Stated problem |
Retype all of the data exactly as given.

Data for this exercise |
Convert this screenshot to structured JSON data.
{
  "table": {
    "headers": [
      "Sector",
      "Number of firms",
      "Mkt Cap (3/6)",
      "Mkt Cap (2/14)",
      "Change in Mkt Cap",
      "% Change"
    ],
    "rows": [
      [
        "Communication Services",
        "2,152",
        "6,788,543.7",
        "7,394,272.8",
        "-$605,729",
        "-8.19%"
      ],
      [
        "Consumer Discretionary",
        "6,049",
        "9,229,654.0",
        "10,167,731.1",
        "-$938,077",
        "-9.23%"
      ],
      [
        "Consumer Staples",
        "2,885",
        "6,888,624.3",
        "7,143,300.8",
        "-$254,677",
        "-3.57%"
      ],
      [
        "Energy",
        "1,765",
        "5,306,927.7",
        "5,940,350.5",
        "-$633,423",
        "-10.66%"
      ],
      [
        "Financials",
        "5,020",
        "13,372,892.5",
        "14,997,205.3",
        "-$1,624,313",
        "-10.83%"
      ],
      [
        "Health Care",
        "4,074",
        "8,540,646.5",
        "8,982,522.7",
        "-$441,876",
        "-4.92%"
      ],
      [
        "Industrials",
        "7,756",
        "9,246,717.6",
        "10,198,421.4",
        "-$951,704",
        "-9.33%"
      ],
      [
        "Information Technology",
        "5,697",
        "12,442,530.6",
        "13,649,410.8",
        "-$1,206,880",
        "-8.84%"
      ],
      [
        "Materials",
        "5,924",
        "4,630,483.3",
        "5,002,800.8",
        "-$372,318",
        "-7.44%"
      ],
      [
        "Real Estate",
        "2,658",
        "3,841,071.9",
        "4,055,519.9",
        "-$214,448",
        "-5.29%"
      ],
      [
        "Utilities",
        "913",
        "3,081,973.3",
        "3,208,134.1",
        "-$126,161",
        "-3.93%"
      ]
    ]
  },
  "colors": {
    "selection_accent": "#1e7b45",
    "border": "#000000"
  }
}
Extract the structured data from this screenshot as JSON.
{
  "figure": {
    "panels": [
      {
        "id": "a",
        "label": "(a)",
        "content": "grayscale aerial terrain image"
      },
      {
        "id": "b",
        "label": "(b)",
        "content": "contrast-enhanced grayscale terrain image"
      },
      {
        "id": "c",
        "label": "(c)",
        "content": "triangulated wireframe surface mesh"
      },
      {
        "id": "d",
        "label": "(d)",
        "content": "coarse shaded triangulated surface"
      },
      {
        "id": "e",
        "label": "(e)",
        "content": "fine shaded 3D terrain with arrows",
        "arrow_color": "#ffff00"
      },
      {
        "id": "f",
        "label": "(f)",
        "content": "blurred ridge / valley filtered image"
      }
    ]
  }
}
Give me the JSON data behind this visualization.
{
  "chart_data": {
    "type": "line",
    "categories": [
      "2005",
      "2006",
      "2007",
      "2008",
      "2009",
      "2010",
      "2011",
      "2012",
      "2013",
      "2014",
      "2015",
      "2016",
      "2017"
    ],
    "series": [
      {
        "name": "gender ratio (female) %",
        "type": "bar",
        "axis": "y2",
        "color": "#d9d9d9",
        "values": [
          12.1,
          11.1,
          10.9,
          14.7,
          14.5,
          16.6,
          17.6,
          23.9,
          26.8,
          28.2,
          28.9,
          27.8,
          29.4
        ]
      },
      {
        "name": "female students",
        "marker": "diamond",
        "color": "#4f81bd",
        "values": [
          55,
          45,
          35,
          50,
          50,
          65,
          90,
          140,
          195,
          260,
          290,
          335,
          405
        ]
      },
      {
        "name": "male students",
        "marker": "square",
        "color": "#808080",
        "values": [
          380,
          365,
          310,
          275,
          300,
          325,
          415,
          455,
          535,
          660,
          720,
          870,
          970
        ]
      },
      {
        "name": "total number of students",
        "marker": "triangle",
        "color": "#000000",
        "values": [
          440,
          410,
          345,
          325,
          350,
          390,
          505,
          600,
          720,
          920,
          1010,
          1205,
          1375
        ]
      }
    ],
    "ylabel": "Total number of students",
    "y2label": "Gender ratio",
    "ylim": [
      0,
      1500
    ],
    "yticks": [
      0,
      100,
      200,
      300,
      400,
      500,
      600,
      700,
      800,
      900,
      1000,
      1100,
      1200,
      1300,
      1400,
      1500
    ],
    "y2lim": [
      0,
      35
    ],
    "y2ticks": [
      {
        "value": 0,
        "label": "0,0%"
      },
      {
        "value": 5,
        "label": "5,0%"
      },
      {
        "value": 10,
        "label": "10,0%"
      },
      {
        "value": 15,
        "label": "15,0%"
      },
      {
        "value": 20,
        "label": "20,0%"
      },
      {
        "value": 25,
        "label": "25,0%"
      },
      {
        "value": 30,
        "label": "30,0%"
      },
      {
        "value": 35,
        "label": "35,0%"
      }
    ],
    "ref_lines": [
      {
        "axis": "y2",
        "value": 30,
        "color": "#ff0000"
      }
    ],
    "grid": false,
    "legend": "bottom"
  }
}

Result of this task |
Convert this screenshot to structured JSON data.
{
  "table": {
    "headers": [
      "Sector",
      "Number of firms",
      "Mkt Cap (3/6)",
      "Mkt Cap (2/14)",
      "Change in Mkt Cap",
      "% Change"
    ],
    "rows": [
      [
        "Communication Services",
        "2,152",
        "6,788,543.7",
        "7,394,272.8",
        "-$605,729",
        "-8.19%"
      ],
      [
        "Consumer Discretionary",
        "6,049",
        "9,229,654.0",
        "10,167,731.1",
        "-$938,077",
        "-9.23%"
      ],
      [
        "Consumer Staples",
        "2,885",
        "6,888,624.3",
        "7,143,300.8",
        "-$254,677",
        "-3.57%"
      ],
      [
        "Energy",
        "1,765",
        "5,306,927.7",
        "5,940,350.5",
        "-$633,423",
        "-10.66%"
      ],
      [
        "Financials",
        "5,020",
        "13,372,892.5",
        "14,997,205.3",
        "-$1,624,313",
        "-10.83%"
      ],
      [
        "Health Care",
        "4,074",
        "8,540,646.5",
        "8,982,522.7",
        "-$441,876",
        "-4.92%"
      ],
      [
        "Industrials",
        "7,756",
        "9,246,717.6",
        "10,198,421.4",
        "-$951,704",
        "-9.33%"
      ],
      [
        "Information Technology",
        "5,697",
        "12,442,530.6",
        "13,649,410.8",
        "-$1,206,880",
        "-8.84%"
      ],
      [
        "Materials",
        "5,924",
        "4,630,483.3",
        "5,002,800.8",
        "-$372,318",
        "-7.44%"
      ],
      [
        "Real Estate",
        "2,658",
        "3,841,071.9",
        "4,055,519.9",
        "-$214,448",
        "-5.29%"
      ],
      [
        "Utilities",
        "913",
        "3,081,973.3",
        "3,208,134.1",
        "-$126,161",
        "-3.93%"
      ]
    ]
  },
  "colors": {
    "selection_accent": "#1e7b45",
    "border": "#000000"
  }
}
Extract the structured data from this screenshot as JSON.
{
  "figure": {
    "panels": [
      {
        "id": "a",
        "label": "(a)",
        "content": "grayscale aerial terrain image"
      },
      {
        "id": "b",
        "label": "(b)",
        "content": "contrast-enhanced grayscale terrain image"
      },
      {
        "id": "c",
        "label": "(c)",
        "content": "triangulated wireframe surface mesh"
      },
      {
        "id": "d",
        "label": "(d)",
        "content": "coarse shaded triangulated surface"
      },
      {
        "id": "e",
        "label": "(e)",
        "content": "fine shaded 3D terrain with arrows",
        "arrow_color": "#ffff00"
      },
      {
        "id": "f",
        "label": "(f)",
        "content": "blurred ridge / valley filtered image"
      }
    ]
  }
}
Give me the JSON data behind this visualization.
{
  "chart_data": {
    "type": "line",
    "categories": [
      "2005",
      "2006",
      "2007",
      "2008",
      "2009",
      "2010",
      "2011",
      "2012",
      "2013",
      "2014",
      "2015",
      "2016",
      "2017"
    ],
    "series": [
      {
        "name": "gender ratio (female) %",
        "type": "bar",
        "axis": "y2",
        "color": "#d9d9d9",
        "values": [
          12.1,
          11.1,
          10.9,
          14.7,
          14.5,
          16.6,
          17.6,
          23.9,
          26.8,
          28.2,
          28.9,
          27.8,
          29.4
        ]
      },
      {
        "name": "female students",
        "marker": "diamond",
        "color": "#4f81bd",
        "values": [
          55,
          45,
          35,
          50,
          50,
          65,
          90,
          140,
          195,
          260,
          290,
          335,
          405
        ]
      },
      {
        "name": "male students",
        "marker": "square",
        "color": "#808080",
        "values": [
          380,
          365,
          310,
          275,
          300,
          325,
          415,
          455,
          535,
          660,
          720,
          870,
          970
        ]
      },
      {
        "name": "total number of students",
        "marker": "triangle",
        "color": "#000000",
        "values": [
          440,
          410,
          345,
          325,
          350,
          390,
          505,
          600,
          720,
          920,
          1010,
          1205,
          1375
        ]
      }
    ],
    "ylabel": "Total number of students",
    "y2label": "Gender ratio",
    "ylim": [
      0,
      1500
    ],
    "yticks": [
      0,
      100,
      200,
      300,
      400,
      500,
      600,
      700,
      800,
      900,
      1000,
      1100,
      1200,
      1300,
      1400,
      1500
    ],
    "y2lim": [
      0,
      35
    ],
    "y2ticks": [
      {
        "value": 0,
        "label": "0,0%"
      },
      {
        "value": 5,
        "label": "5,0%"
      },
      {
        "value": 10,
        "label": "10,0%"
      },
      {
        "value": 15,
        "label": "15,0%"
      },
      {
        "value": 20,
        "label": "20,0%"
      },
      {
        "value": 25,
        "label": "25,0%"
      },
      {
        "value": 30,
        "label": "30,0%"
      },
      {
        "value": 35,
        "label": "35,0%"
      }
    ],
    "ref_lines": [
      {
        "axis": "y2",
        "value": 30,
        "color": "#ff0000"
      }
    ],
    "grid": false,
    "legend": "bottom"
  }
}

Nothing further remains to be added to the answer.